TASK STATEMENT
Report how many lines in the listing below include the word "background". Write nothing besides the number.

begin DATASET RECORDS

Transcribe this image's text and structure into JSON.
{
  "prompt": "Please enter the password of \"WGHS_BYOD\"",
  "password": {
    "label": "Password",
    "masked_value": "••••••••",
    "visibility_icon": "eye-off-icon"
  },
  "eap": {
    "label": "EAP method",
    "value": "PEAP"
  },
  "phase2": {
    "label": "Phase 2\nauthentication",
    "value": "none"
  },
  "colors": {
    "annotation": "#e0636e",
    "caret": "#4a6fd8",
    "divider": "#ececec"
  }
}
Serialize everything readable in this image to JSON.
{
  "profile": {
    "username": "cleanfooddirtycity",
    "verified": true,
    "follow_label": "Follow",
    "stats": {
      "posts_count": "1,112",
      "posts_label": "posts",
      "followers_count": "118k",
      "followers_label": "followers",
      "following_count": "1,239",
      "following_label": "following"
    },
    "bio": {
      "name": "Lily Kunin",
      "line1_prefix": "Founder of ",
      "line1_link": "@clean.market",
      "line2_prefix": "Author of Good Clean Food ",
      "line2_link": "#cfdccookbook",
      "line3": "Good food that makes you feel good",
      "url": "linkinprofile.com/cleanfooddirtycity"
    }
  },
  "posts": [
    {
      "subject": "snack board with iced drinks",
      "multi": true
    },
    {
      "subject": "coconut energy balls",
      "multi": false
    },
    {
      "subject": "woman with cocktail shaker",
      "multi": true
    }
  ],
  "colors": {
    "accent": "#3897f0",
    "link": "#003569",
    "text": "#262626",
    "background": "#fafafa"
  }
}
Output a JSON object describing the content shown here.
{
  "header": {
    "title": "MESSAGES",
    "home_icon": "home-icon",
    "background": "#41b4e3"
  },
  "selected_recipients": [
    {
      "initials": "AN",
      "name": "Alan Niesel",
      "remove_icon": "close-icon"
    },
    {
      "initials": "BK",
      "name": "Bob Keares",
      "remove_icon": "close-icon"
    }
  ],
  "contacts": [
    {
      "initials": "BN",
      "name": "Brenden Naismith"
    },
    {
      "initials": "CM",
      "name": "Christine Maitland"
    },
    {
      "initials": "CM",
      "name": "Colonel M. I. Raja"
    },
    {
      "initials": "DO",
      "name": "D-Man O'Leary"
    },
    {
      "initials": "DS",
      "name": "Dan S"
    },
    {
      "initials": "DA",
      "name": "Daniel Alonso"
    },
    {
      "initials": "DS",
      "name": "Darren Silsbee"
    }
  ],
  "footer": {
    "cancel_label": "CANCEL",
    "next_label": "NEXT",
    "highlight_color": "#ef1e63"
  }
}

end DATASET RECORDS

WRITTEN RESPONSE
2